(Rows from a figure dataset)

begin

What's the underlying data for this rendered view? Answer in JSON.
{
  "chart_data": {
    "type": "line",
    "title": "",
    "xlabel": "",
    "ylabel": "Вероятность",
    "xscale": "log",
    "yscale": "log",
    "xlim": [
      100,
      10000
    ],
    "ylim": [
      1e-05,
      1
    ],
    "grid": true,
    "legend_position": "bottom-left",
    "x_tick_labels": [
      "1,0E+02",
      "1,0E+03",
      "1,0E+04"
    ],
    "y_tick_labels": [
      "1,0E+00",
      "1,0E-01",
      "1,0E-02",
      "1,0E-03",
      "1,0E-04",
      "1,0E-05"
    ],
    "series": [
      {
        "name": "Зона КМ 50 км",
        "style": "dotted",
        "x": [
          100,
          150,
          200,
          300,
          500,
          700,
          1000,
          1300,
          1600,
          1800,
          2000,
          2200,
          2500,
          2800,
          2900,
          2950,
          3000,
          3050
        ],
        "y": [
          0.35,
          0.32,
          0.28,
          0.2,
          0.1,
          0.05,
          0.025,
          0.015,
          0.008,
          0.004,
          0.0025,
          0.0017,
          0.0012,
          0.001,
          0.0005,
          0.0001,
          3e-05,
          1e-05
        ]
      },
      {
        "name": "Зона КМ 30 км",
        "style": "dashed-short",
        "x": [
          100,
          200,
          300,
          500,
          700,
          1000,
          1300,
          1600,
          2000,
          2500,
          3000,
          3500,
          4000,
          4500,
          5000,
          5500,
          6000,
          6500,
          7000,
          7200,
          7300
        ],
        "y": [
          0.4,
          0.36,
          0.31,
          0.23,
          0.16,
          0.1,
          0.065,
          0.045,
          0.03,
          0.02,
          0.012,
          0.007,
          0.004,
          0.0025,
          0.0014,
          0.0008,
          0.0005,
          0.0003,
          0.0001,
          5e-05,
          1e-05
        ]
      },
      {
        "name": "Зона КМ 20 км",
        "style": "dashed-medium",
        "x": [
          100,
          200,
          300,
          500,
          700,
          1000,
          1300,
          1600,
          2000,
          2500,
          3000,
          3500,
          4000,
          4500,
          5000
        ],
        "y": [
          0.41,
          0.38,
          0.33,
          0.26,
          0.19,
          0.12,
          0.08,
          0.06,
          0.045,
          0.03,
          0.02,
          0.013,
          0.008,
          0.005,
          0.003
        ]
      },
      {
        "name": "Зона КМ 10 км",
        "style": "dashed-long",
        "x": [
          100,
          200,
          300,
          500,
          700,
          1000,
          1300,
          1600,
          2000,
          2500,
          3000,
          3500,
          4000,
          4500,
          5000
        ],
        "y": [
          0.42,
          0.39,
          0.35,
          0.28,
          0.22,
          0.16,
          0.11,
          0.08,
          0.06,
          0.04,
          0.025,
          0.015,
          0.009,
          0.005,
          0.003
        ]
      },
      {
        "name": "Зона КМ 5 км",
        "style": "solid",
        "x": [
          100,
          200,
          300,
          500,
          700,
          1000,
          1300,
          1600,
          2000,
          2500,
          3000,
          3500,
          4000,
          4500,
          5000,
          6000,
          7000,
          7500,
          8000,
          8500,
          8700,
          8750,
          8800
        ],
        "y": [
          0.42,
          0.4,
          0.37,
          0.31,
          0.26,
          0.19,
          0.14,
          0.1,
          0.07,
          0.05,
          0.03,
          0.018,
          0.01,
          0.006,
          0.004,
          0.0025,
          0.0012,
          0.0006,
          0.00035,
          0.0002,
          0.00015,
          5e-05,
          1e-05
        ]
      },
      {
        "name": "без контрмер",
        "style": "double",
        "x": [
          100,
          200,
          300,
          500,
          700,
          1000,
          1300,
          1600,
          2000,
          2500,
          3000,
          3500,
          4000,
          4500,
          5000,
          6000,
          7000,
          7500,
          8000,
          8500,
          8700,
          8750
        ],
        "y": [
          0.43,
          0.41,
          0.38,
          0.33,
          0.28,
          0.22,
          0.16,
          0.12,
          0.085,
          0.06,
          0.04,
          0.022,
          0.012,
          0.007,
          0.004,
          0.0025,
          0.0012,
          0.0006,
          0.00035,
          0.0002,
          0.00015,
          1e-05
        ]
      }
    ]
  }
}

end

Look through the entries and return every line where "name" appears.

        "name": "Зона КМ 50 км",
        "name": "Зона КМ 30 км",
        "name": "Зона КМ 20 км",
        "name": "Зона КМ 10 км",
        "name": "Зона КМ 5 км",
        "name": "без контрмер",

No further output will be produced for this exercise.